— Given request —
Reproduce each line of the material below word for word, leaving out the pictures.

— Task inputs —
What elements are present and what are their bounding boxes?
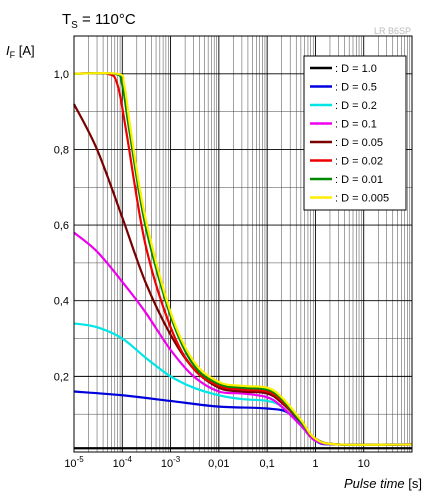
y-tick-label: 0,4: [54, 296, 69, 308]
series-line: [73, 71, 413, 446]
legend-label: : D = 0.5: [335, 82, 377, 94]
x-tick-label: 10: [358, 458, 370, 470]
y-tick-label: 0,2: [54, 371, 69, 383]
legend-label: : D = 0.02: [335, 156, 383, 168]
y-tick-label: 0,6: [54, 220, 69, 232]
x-axis-label: Pulse time [s]: [344, 476, 422, 491]
watermark: LR B6SP: [374, 26, 411, 36]
legend-label: : D = 0.005: [335, 193, 389, 205]
legend: : D = 1.0 : D = 0.5 : D = 0.2 : D = 0.1 : D …: [303, 55, 407, 211]
tick-labels: 0,2 0,4 0,6 0,8 1,0 10-5 10-4 10-3 0,01 0,1 1 10: [54, 69, 370, 470]
x-tick-label: 10-3: [161, 455, 181, 470]
legend-label: : D = 0.2: [335, 100, 377, 112]
legend-label: : D = 0.1: [335, 119, 377, 131]
y-axis-label: IF [A]: [6, 43, 35, 60]
chart-title: TS = 110°C: [62, 11, 136, 31]
legend-label: : D = 0.05: [335, 137, 383, 149]
legend-box: [303, 55, 407, 211]
x-tick-label: 0,01: [208, 458, 229, 470]
series-line: [73, 231, 413, 446]
legend-label: : D = 1.0: [335, 63, 377, 75]
x-tick-label: 10-5: [64, 455, 84, 470]
x-tick-label: 10-4: [113, 455, 133, 470]
x-tick-label: 1: [312, 458, 318, 470]
y-tick-label: 1,0: [54, 69, 69, 81]
x-tick-label: 0,1: [259, 458, 274, 470]
legend-label: : D = 0.01: [335, 174, 383, 186]
series-group: [73, 71, 413, 450]
y-tick-label: 0,8: [54, 144, 69, 156]
plot-frame: [73, 35, 413, 453]
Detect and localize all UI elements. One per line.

— Solution to the exercise —
What elements are present and what are their bounding boxes?
y-tick-label: 0,4: [54, 296, 69, 308]
series-line: [73, 71, 413, 446]
legend-label: : D = 0.5: [335, 82, 377, 94]
x-tick-label: 10: [358, 458, 370, 470]
y-tick-label: 0,2: [54, 371, 69, 383]
legend-label: : D = 0.02: [335, 156, 383, 168]
y-tick-label: 0,6: [54, 220, 69, 232]
x-axis-label: Pulse time [s]: [344, 476, 422, 491]
watermark: LR B6SP: [374, 26, 411, 36]
legend-label: : D = 0.005: [335, 193, 389, 205]
legend: : D = 1.0 : D = 0.5 : D = 0.2 : D = 0.1 : D …: [303, 55, 407, 211]
tick-labels: 0,2 0,4 0,6 0,8 1,0 10-5 10-4 10-3 0,01 0,1 1 10: [54, 69, 370, 470]
x-tick-label: 10-3: [161, 455, 181, 470]
legend-label: : D = 0.2: [335, 100, 377, 112]
legend-label: : D = 0.1: [335, 119, 377, 131]
y-axis-label: IF [A]: [6, 43, 35, 60]
chart-title: TS = 110°C: [62, 11, 136, 31]
legend-label: : D = 0.05: [335, 137, 383, 149]
legend-box: [303, 55, 407, 211]
x-tick-label: 0,01: [208, 458, 229, 470]
series-line: [73, 231, 413, 446]
legend-label: : D = 1.0: [335, 63, 377, 75]
x-tick-label: 10-5: [64, 455, 84, 470]
x-tick-label: 10-4: [113, 455, 133, 470]
x-tick-label: 1: [312, 458, 318, 470]
y-tick-label: 1,0: [54, 69, 69, 81]
x-tick-label: 0,1: [259, 458, 274, 470]
legend-label: : D = 0.01: [335, 174, 383, 186]
series-group: [73, 71, 413, 450]
y-tick-label: 0,8: [54, 144, 69, 156]
plot-frame: [73, 35, 413, 453]
Detect and localize all UI elements. One per line.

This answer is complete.